> _Records supplied_
.....

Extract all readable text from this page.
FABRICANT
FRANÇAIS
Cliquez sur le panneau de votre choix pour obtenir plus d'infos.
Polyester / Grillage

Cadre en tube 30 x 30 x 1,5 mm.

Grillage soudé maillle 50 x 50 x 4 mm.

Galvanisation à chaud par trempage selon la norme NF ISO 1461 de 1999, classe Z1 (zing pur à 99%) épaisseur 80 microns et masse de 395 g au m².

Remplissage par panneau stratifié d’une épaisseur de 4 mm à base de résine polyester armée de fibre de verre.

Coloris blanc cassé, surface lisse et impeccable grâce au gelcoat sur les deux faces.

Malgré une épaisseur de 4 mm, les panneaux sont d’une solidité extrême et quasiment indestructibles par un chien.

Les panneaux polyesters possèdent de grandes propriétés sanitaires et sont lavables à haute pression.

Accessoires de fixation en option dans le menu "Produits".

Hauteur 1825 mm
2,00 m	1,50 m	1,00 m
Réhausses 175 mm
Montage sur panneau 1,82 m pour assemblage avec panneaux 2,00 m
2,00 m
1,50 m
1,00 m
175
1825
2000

.....

> _Given instruction_
Restate the data above word for word, please.

> _Finished answer_
Extract all readable text from this page.
FABRICANT
FRANÇAIS
Cliquez sur le panneau de votre choix pour obtenir plus d'infos.
Polyester / Grillage

Cadre en tube 30 x 30 x 1,5 mm.

Grillage soudé maillle 50 x 50 x 4 mm.

Galvanisation à chaud par trempage selon la norme NF ISO 1461 de 1999, classe Z1 (zing pur à 99%) épaisseur 80 microns et masse de 395 g au m².

Remplissage par panneau stratifié d’une épaisseur de 4 mm à base de résine polyester armée de fibre de verre.

Coloris blanc cassé, surface lisse et impeccable grâce au gelcoat sur les deux faces.

Malgré une épaisseur de 4 mm, les panneaux sont d’une solidité extrême et quasiment indestructibles par un chien.

Les panneaux polyesters possèdent de grandes propriétés sanitaires et sont lavables à haute pression.

Accessoires de fixation en option dans le menu "Produits".

Hauteur 1825 mm
2,00 m	1,50 m	1,00 m
Réhausses 175 mm
Montage sur panneau 1,82 m pour assemblage avec panneaux 2,00 m
2,00 m
1,50 m
1,00 m
175
1825
2000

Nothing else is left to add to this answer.